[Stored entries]
——

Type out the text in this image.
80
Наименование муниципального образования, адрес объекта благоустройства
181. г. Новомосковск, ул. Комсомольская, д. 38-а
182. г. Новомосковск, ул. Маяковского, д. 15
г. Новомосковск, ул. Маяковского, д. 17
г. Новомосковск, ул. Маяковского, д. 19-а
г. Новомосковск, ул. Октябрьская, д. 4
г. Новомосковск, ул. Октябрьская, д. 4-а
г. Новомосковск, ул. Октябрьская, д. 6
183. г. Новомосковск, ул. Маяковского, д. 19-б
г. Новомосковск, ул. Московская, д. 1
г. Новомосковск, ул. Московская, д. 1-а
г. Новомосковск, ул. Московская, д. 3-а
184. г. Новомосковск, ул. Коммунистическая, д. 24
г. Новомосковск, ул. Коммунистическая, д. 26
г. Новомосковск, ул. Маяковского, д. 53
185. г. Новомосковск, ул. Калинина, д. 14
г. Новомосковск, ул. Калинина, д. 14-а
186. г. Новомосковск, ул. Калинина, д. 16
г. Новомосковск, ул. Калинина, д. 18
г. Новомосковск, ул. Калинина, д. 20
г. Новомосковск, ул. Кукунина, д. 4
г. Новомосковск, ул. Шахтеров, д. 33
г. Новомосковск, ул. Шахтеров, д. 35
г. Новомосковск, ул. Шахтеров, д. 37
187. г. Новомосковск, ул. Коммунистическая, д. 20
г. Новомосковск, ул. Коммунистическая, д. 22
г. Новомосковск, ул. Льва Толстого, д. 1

——

**Problem to solve:**
In the records above, find each line holding "Калинина" and copy it.

**Final answer:**
185. г. Новомосковск, ул. Калинина, д. 14
г. Новомосковск, ул. Калинина, д. 14-а
186. г. Новомосковск, ул. Калинина, д. 16
г. Новомосковск, ул. Калинина, д. 18
г. Новомосковск, ул. Калинина, д. 20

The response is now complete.